(Figure dataset records)

━━━━━━

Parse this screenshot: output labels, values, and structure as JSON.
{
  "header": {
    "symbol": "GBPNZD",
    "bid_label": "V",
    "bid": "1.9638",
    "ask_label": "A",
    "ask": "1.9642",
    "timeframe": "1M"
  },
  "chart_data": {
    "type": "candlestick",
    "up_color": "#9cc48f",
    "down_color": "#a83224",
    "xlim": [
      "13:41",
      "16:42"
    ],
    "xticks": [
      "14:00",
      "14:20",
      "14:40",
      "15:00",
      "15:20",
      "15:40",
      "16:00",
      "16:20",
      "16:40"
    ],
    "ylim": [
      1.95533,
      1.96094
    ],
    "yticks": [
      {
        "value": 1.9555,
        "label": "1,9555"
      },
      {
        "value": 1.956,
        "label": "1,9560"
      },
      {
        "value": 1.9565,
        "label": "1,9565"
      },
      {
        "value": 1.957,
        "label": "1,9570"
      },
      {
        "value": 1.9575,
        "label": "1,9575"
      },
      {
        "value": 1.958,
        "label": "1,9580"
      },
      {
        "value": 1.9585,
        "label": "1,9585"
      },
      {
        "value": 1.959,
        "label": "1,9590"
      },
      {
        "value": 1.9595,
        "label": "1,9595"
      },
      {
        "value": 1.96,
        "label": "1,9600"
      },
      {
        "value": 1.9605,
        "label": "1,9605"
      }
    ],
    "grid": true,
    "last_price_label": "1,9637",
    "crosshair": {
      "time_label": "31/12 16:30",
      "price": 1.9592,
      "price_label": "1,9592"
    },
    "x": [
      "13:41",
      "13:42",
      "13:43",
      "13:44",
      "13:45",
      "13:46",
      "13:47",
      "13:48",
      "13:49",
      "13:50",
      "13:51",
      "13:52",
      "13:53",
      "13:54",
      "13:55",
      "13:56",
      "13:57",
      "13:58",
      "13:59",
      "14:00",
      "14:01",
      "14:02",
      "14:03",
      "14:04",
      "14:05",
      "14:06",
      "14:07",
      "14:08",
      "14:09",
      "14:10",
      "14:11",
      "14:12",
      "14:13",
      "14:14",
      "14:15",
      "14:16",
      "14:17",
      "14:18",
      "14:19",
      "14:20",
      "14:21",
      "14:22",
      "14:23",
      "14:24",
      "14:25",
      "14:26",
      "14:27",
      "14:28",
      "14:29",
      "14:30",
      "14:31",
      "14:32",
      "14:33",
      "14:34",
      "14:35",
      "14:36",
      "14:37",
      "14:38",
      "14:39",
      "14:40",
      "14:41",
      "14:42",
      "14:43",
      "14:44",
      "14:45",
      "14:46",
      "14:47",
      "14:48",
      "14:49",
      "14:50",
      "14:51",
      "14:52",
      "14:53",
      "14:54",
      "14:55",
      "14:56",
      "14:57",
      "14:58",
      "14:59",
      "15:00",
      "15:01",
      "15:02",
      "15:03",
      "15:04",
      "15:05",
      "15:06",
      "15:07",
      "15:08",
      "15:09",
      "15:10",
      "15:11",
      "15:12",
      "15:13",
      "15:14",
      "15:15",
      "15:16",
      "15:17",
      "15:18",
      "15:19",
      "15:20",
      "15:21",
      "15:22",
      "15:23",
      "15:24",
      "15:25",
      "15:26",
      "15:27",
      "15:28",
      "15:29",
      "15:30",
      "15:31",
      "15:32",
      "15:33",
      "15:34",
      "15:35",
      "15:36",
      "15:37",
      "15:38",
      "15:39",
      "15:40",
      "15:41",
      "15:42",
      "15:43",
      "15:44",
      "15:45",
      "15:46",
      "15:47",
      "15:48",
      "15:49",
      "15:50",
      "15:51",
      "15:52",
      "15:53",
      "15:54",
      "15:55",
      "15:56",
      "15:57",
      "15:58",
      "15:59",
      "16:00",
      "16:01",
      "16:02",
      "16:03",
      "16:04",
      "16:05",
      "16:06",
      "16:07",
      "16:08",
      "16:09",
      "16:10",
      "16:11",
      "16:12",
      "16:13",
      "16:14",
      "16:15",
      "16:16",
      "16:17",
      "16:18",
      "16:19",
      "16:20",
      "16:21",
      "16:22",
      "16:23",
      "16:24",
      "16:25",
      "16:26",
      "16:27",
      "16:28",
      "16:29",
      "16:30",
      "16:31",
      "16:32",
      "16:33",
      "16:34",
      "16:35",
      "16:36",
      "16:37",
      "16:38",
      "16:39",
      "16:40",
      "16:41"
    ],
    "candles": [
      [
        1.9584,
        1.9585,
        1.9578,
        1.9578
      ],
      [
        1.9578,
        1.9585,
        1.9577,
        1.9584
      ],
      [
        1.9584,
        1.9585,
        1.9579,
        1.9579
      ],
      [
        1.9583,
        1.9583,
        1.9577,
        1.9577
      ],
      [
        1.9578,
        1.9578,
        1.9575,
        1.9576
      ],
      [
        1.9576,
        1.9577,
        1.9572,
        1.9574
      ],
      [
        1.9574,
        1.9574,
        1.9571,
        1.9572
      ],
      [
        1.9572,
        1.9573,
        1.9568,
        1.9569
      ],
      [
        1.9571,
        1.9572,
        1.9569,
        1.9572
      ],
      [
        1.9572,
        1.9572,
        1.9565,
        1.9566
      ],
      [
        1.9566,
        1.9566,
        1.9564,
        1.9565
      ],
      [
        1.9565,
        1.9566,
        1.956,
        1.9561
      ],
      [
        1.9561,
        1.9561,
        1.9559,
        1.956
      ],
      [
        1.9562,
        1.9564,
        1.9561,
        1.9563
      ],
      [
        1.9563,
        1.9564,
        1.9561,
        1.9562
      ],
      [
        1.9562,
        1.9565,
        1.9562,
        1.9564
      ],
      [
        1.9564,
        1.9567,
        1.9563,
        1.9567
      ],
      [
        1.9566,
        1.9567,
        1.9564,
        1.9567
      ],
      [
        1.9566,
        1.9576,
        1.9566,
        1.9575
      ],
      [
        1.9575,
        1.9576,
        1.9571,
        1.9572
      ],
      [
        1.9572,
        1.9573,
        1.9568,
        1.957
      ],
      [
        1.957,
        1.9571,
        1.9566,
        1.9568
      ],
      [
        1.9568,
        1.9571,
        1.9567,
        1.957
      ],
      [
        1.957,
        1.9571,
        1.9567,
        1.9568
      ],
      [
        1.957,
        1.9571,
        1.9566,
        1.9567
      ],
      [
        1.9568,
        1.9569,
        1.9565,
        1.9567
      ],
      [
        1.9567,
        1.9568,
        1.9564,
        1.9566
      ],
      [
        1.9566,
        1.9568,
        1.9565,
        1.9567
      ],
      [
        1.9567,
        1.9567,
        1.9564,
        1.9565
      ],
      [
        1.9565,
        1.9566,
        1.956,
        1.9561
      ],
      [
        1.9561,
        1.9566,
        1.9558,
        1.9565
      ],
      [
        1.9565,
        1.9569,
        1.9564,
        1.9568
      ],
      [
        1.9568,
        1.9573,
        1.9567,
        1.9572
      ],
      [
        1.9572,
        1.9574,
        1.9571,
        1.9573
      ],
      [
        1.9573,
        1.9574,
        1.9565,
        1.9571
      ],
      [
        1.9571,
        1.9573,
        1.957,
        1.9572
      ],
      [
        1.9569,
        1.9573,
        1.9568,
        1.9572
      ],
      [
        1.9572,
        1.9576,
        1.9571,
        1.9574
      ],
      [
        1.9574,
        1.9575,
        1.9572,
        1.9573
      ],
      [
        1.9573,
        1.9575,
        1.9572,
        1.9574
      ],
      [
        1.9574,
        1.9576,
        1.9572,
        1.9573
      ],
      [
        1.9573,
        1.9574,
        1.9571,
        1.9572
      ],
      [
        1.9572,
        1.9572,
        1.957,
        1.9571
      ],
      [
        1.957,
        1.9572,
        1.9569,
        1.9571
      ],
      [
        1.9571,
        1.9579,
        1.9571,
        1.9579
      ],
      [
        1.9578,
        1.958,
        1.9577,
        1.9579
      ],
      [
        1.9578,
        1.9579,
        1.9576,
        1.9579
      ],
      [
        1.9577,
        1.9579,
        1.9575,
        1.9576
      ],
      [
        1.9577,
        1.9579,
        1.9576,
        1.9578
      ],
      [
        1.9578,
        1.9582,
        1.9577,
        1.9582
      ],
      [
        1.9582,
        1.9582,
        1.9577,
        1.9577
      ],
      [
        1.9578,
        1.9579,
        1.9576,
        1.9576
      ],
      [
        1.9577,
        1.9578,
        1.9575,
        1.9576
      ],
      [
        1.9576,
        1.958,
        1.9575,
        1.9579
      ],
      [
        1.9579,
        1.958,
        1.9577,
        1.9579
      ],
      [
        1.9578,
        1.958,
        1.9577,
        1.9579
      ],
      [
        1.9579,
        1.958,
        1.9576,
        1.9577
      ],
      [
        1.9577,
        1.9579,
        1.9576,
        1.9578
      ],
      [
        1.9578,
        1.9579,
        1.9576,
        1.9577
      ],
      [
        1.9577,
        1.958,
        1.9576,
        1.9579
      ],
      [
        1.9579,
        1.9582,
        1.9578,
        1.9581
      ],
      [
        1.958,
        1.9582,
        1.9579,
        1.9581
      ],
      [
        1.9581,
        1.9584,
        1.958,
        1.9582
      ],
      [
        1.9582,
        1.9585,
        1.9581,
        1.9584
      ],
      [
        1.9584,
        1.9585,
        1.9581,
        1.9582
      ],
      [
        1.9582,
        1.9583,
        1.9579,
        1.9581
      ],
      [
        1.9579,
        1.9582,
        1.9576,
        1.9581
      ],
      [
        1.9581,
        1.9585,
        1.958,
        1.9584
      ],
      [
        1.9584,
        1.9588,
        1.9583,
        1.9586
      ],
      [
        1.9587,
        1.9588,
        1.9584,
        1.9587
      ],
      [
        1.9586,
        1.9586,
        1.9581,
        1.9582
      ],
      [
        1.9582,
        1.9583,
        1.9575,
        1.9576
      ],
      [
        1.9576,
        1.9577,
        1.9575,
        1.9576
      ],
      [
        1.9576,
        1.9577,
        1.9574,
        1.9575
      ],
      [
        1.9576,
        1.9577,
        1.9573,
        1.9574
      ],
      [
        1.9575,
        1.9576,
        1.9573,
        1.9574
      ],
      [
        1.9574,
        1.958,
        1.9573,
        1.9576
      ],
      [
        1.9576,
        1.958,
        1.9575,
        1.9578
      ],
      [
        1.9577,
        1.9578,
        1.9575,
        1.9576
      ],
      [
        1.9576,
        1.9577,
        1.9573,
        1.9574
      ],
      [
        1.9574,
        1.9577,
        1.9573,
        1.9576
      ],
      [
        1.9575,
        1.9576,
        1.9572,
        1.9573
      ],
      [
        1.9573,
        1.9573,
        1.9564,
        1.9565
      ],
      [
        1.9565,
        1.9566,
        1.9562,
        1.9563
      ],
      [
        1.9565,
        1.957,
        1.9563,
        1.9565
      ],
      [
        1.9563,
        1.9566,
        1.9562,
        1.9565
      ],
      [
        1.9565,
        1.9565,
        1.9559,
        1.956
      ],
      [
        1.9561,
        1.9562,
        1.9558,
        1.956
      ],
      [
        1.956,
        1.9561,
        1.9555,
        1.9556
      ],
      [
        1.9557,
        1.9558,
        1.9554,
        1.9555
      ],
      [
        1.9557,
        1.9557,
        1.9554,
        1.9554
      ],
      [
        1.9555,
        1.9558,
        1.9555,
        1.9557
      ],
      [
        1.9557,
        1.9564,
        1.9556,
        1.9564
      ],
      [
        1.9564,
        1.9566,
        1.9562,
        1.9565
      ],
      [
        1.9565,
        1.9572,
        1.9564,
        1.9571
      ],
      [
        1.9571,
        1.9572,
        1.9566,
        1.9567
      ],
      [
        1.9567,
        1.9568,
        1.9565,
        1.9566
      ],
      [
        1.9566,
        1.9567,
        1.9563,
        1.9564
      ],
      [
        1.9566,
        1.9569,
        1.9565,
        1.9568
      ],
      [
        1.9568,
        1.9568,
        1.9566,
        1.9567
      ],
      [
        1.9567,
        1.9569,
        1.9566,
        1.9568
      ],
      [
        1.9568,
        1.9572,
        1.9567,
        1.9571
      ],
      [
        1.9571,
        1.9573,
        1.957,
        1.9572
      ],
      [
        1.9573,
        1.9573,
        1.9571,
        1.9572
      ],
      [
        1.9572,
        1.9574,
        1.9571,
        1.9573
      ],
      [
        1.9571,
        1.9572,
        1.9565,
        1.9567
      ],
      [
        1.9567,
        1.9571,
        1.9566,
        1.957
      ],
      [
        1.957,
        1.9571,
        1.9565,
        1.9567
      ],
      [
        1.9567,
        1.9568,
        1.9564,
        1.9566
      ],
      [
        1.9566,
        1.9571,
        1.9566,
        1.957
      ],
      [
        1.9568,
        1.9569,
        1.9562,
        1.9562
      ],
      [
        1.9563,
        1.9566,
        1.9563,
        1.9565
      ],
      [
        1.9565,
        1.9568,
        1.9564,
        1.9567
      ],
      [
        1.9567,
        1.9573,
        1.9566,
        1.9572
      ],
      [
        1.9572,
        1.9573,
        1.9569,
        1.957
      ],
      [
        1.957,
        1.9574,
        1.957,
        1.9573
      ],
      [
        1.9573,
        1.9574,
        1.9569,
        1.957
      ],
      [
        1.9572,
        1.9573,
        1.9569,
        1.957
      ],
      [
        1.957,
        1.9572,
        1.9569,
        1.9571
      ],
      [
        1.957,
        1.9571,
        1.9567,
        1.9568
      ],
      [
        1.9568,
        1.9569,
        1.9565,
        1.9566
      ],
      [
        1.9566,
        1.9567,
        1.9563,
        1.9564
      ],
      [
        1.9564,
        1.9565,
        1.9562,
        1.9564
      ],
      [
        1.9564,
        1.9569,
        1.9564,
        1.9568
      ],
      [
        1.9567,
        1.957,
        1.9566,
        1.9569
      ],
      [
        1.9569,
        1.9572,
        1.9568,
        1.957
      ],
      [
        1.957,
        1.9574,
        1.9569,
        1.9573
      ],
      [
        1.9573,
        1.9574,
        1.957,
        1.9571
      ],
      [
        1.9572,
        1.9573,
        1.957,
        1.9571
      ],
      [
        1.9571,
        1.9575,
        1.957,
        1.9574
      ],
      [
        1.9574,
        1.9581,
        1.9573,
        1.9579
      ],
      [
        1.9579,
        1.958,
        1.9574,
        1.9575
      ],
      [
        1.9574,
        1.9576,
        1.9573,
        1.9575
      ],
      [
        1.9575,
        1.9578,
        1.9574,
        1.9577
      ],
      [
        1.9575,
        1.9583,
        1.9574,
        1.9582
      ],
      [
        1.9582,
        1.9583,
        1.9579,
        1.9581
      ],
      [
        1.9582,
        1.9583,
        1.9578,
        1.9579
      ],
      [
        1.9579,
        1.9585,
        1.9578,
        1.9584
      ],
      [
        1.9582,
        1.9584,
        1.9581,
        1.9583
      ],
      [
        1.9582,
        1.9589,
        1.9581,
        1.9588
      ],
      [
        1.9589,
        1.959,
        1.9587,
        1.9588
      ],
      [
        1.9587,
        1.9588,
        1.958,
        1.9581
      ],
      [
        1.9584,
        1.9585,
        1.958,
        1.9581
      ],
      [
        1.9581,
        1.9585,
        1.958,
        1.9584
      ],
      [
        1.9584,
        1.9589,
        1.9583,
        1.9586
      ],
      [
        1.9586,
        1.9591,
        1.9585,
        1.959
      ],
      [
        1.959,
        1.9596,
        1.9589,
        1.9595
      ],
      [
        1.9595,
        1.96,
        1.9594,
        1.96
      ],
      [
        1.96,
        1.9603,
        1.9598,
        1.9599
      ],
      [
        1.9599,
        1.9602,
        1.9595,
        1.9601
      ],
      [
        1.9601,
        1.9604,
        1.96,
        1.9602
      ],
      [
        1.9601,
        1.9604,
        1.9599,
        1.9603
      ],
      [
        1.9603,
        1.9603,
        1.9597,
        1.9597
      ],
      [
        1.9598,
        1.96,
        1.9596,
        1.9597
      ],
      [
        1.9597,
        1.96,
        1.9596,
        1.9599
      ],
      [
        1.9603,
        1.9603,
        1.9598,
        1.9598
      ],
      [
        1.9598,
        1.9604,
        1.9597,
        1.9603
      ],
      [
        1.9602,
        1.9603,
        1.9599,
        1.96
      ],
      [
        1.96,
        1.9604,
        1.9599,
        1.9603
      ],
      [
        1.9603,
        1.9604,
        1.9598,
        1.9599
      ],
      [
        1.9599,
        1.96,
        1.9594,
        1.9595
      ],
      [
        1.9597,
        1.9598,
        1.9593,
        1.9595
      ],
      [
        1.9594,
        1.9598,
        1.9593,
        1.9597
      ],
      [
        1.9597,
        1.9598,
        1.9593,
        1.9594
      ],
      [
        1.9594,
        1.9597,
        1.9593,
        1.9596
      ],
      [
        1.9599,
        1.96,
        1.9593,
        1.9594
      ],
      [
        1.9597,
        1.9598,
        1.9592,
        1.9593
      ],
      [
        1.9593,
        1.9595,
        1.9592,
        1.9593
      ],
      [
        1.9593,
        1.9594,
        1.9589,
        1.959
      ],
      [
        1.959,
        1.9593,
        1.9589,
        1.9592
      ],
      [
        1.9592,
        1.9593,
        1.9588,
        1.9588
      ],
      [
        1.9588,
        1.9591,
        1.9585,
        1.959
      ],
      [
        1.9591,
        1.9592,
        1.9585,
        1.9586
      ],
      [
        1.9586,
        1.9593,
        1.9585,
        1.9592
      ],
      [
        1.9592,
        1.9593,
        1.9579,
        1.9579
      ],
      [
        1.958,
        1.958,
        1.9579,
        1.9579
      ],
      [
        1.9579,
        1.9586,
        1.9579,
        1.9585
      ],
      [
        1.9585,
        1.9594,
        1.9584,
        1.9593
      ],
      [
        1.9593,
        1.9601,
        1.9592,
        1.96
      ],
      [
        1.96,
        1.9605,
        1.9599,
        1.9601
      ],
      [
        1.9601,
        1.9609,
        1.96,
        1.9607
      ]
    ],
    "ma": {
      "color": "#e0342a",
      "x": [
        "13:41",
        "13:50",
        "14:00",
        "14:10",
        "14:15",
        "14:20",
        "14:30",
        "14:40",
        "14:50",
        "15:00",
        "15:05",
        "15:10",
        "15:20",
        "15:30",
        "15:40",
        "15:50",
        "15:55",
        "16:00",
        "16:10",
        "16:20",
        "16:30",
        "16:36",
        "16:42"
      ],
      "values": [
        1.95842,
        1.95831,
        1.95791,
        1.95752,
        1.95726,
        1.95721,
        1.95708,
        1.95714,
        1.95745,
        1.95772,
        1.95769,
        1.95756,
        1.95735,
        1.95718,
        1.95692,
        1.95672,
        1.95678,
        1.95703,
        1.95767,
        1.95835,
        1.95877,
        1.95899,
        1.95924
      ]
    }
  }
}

━━━━━━

* **Instructions for the task**
Copy every line of the records above that holds the word "values".

* **Worked answer**
Parse this screenshot: output labels, values, and structure as JSON.
      "values": [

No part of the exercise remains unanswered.